**Job**
Can you quote the bounding box entries below word for word, from the first line through the line containing "data-point-2023: [651, 223, 662, 234]"?

Bounding box entries
[START]
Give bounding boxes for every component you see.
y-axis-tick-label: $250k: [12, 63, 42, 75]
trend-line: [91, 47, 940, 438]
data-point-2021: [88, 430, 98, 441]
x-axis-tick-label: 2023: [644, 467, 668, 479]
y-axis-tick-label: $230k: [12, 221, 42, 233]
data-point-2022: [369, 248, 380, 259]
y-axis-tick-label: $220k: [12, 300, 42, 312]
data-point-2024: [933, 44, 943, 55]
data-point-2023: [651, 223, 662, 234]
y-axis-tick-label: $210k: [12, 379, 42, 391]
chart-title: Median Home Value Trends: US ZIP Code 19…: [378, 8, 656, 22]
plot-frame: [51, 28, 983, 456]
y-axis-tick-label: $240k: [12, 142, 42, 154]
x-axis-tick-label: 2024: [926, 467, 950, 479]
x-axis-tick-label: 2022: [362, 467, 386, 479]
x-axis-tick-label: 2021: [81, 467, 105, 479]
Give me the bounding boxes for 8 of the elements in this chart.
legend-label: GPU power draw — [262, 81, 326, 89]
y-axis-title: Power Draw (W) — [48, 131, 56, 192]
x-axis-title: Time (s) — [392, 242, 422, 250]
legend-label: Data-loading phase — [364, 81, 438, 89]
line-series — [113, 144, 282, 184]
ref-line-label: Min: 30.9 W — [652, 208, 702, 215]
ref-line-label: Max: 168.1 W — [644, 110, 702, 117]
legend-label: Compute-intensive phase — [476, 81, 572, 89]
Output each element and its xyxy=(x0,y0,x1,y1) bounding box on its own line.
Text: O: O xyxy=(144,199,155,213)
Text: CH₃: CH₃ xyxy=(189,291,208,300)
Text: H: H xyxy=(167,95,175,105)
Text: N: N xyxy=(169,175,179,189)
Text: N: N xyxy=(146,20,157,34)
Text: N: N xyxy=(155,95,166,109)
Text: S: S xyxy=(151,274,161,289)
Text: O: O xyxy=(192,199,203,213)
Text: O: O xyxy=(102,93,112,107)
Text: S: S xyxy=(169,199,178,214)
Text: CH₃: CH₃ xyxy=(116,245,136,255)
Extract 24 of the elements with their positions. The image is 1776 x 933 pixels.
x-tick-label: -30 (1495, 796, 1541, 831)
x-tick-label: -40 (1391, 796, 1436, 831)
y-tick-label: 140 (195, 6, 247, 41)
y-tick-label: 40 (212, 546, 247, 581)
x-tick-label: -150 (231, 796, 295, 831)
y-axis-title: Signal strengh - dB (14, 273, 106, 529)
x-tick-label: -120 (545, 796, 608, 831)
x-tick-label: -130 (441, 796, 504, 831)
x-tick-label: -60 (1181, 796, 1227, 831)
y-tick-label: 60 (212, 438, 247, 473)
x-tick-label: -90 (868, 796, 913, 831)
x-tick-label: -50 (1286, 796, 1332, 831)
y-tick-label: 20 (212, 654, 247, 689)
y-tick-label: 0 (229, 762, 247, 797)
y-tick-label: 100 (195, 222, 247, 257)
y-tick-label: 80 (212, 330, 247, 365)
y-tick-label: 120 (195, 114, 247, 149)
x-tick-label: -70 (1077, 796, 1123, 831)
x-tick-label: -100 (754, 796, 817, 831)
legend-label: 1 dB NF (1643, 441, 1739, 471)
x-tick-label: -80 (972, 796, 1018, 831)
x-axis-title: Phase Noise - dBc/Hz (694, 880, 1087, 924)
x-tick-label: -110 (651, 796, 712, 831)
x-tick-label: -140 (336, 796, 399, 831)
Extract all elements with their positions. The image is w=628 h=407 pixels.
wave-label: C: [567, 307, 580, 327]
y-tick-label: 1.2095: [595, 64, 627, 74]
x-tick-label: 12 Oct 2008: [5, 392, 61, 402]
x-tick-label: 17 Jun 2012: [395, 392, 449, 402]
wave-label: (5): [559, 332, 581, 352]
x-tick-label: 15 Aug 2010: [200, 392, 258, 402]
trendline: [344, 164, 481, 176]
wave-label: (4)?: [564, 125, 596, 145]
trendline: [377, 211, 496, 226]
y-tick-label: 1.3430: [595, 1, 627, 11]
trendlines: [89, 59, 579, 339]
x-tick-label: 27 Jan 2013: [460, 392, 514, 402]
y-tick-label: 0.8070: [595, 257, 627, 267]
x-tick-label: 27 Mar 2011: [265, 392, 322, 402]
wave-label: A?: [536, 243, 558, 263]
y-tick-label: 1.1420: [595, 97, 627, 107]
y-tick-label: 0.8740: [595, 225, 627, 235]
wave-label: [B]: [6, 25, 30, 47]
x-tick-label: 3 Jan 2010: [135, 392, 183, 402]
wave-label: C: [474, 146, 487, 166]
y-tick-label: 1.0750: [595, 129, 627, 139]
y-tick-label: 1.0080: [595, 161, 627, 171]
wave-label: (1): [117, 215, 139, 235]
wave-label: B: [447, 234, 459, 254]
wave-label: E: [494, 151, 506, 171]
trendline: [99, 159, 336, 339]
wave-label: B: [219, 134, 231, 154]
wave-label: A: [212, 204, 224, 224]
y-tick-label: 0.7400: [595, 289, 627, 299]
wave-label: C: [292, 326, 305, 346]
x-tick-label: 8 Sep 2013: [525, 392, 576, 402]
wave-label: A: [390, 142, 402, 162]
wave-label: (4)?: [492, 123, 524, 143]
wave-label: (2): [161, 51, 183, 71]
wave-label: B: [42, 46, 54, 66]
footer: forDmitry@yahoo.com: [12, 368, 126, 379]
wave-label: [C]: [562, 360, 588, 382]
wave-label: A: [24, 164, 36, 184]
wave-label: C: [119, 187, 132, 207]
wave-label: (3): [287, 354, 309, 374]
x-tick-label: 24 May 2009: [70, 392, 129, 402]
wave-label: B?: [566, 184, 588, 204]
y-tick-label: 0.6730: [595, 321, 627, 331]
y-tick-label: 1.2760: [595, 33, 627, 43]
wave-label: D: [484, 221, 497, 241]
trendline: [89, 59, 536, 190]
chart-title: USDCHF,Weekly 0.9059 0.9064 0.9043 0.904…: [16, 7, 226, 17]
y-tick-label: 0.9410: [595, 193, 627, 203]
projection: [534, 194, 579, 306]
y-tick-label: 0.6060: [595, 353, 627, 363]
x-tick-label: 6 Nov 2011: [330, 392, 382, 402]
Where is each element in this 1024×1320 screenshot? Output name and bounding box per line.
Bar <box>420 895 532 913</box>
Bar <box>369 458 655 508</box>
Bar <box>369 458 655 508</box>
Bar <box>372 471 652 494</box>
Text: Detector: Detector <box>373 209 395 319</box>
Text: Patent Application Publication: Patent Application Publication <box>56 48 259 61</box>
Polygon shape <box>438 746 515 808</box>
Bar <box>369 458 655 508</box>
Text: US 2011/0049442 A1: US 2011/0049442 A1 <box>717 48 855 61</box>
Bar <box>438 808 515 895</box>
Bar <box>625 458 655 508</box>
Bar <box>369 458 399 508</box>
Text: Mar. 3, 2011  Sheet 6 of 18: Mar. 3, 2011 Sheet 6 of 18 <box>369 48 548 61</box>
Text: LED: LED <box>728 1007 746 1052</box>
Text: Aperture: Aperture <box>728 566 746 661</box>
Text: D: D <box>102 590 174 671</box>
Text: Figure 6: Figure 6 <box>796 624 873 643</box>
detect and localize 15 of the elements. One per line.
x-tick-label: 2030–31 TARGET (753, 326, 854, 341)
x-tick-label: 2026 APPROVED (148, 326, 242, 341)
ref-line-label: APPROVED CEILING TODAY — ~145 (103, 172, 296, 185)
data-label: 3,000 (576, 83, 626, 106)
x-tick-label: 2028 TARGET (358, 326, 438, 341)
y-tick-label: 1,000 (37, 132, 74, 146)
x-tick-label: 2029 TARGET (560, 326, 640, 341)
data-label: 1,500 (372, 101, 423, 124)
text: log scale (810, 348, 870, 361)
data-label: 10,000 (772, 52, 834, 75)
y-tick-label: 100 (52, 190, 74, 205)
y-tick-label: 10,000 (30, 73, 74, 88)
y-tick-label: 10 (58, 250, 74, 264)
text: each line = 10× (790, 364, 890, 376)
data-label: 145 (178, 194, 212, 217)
[END]
**Output of the task**
Give bounding boxes for every component you see.
y-axis-tick-label: $250k: [12, 63, 42, 75]
trend-line: [91, 47, 940, 438]
data-point-2021: [88, 430, 98, 441]
x-axis-tick-label: 2023: [644, 467, 668, 479]
y-axis-tick-label: $230k: [12, 221, 42, 233]
data-point-2022: [369, 248, 380, 259]
y-axis-tick-label: $220k: [12, 300, 42, 312]
data-point-2024: [933, 44, 943, 55]
data-point-2023: [651, 223, 662, 234]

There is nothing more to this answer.